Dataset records
• • •

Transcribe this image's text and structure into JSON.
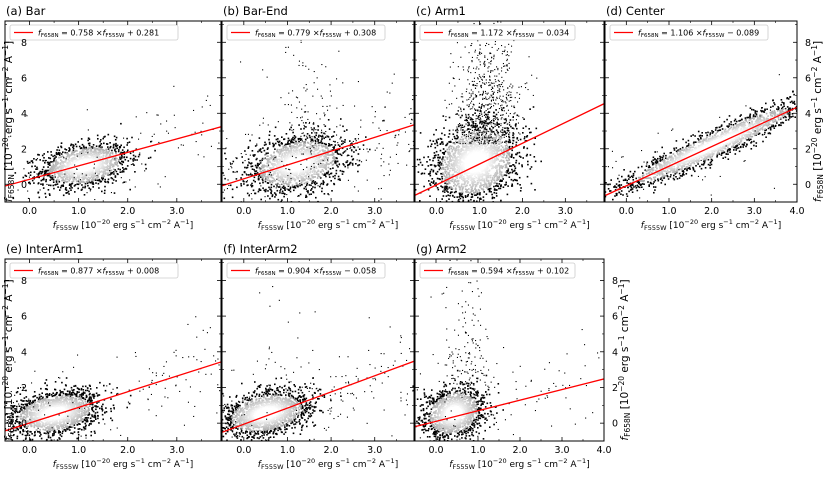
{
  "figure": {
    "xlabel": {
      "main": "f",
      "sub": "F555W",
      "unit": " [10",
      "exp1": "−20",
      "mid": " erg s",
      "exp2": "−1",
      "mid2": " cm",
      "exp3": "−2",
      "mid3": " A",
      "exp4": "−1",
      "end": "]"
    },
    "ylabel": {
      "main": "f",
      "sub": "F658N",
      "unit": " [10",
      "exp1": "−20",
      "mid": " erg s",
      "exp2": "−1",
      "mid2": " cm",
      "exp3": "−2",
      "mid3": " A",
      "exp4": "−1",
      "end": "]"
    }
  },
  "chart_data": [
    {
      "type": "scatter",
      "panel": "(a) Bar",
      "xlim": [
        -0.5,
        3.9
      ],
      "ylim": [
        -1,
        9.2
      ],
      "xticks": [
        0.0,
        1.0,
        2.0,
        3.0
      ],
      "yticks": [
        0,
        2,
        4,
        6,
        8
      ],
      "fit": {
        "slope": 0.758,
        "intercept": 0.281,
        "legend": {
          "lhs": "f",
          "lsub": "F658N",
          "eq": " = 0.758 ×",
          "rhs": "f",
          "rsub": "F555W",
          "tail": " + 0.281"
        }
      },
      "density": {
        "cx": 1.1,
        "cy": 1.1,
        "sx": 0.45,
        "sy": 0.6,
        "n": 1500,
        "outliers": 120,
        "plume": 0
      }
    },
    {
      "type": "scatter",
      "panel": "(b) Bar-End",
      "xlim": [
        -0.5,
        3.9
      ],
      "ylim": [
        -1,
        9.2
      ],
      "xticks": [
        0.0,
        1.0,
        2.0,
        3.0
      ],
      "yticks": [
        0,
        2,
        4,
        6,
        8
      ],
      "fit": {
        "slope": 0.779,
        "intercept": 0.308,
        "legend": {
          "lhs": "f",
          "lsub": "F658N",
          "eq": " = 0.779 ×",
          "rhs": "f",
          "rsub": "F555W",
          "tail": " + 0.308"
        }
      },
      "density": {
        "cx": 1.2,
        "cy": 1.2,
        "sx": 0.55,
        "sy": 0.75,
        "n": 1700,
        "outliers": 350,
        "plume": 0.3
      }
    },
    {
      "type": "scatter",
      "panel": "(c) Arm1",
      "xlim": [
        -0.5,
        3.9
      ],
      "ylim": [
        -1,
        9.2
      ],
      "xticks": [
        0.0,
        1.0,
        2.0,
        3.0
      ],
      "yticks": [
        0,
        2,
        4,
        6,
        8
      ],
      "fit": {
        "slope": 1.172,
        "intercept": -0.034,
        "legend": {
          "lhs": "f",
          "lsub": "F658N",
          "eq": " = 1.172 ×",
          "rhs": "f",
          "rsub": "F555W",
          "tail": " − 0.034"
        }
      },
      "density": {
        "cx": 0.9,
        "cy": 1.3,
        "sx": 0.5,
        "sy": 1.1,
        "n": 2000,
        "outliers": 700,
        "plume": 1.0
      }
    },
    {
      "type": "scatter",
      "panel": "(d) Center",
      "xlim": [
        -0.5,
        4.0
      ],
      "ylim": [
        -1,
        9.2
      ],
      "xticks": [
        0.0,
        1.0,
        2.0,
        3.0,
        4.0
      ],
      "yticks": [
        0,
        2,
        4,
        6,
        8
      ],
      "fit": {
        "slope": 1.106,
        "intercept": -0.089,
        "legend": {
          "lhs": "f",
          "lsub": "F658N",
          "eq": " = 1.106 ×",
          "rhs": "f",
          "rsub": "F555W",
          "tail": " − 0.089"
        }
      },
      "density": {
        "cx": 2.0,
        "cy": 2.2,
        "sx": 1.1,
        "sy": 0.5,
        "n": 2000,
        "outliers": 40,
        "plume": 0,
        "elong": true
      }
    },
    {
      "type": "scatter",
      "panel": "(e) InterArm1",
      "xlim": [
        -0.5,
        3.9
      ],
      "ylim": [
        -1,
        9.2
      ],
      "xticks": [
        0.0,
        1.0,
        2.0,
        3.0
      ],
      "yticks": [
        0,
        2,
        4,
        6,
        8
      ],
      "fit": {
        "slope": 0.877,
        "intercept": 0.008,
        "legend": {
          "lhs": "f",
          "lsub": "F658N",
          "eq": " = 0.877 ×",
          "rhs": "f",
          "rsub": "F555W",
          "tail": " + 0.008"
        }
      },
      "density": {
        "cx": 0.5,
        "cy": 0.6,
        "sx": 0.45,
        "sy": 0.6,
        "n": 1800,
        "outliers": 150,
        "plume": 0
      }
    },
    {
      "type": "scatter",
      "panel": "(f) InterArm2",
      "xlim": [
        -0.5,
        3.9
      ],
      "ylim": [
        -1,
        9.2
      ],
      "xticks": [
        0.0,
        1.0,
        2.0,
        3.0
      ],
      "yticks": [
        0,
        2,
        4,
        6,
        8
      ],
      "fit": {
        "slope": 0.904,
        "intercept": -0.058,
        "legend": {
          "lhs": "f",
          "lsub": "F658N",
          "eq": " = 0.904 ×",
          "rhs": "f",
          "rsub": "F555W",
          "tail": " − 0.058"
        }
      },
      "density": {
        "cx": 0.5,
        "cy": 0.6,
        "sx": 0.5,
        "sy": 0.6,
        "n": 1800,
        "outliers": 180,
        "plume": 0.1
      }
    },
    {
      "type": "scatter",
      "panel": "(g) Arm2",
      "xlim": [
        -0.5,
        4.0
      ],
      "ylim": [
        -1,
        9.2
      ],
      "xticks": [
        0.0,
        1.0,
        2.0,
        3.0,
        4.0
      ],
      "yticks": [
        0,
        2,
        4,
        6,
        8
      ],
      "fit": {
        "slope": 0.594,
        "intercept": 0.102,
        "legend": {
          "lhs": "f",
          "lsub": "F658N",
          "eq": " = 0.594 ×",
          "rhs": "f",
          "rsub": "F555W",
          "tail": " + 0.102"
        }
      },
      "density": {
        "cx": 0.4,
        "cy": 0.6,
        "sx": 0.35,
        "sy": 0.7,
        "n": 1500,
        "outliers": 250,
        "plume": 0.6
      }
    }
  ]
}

• • •

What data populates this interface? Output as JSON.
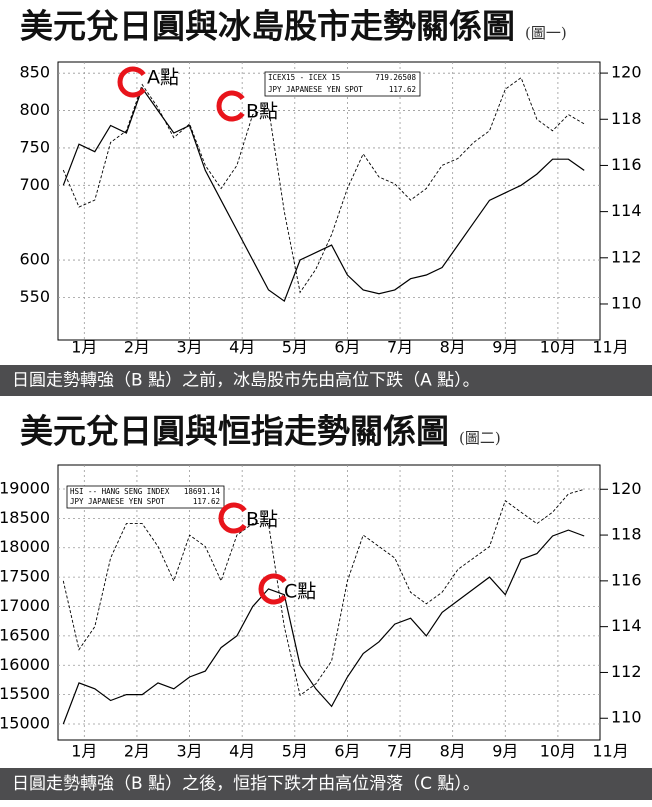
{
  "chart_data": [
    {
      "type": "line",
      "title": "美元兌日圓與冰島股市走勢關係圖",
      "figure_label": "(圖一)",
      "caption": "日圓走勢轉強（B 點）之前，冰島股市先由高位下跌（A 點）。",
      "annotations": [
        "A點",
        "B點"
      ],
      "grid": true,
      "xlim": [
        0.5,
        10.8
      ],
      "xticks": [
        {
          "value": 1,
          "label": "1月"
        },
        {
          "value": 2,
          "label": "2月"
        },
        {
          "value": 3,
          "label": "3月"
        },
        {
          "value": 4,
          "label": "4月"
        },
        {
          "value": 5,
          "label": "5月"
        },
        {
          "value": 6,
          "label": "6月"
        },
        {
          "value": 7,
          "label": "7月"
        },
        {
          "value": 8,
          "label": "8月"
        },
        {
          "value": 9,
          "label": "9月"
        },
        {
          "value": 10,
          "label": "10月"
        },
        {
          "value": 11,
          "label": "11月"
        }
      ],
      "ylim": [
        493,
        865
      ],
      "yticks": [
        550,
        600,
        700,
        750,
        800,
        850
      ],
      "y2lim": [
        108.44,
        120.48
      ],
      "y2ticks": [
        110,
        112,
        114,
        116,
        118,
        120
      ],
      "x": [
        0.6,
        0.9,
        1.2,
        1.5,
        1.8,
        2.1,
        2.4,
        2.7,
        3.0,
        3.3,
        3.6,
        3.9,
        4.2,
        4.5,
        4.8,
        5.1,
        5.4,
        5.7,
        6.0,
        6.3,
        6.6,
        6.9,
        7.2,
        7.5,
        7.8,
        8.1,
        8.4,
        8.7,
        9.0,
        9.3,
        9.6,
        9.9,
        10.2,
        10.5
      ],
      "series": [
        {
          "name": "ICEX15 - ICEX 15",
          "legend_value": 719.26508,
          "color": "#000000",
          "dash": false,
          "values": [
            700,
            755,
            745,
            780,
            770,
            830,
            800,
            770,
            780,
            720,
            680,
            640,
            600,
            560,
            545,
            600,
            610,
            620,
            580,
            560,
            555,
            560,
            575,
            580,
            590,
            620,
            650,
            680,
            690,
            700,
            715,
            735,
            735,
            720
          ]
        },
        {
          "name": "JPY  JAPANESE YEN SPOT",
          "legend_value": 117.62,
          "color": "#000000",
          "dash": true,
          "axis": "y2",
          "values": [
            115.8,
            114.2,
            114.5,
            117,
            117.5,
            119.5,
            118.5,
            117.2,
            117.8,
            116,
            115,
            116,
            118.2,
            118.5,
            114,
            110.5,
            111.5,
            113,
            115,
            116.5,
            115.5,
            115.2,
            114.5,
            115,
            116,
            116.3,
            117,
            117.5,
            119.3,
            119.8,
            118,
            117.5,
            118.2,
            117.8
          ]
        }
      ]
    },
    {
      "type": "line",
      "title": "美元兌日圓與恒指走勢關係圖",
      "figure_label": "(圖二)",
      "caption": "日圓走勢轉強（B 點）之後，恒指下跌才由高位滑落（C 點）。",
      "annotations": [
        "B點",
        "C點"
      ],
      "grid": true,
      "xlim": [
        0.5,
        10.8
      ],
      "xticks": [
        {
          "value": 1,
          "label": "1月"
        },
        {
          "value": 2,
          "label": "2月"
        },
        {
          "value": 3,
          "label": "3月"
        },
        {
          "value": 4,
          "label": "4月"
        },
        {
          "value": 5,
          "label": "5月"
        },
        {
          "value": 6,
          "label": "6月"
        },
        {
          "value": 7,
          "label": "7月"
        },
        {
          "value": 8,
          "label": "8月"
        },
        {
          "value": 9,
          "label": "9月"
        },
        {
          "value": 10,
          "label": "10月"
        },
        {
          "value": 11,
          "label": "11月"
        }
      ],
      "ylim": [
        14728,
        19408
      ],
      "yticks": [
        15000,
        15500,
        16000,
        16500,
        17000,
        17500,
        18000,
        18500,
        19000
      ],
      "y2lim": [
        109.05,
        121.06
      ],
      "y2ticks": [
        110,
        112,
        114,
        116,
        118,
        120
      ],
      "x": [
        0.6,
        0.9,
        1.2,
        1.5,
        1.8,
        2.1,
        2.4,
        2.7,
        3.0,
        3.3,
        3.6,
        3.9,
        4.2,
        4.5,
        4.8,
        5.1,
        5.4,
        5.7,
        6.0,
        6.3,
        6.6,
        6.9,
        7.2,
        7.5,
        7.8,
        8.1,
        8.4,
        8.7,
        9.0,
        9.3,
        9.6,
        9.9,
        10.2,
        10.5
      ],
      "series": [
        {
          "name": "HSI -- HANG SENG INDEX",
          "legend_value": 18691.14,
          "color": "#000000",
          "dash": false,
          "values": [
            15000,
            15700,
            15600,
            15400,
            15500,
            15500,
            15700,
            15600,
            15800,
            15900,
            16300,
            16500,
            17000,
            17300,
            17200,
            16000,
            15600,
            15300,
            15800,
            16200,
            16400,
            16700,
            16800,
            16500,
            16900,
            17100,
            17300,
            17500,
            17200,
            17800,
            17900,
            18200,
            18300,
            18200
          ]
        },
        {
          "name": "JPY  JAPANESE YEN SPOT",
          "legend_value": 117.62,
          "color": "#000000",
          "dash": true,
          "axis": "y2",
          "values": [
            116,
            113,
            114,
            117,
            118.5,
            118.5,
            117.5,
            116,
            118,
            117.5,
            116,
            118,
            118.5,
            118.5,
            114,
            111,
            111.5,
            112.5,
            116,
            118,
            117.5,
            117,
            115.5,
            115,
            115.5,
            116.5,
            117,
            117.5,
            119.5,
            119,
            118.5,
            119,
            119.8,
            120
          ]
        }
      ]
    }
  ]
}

• • •

Given instruction
Pull out all lines in the data above that include "title".

Solution below
      "title": "美元兌日圓與冰島股市走勢關係圖",
      "title": "美元兌日圓與恒指走勢關係圖",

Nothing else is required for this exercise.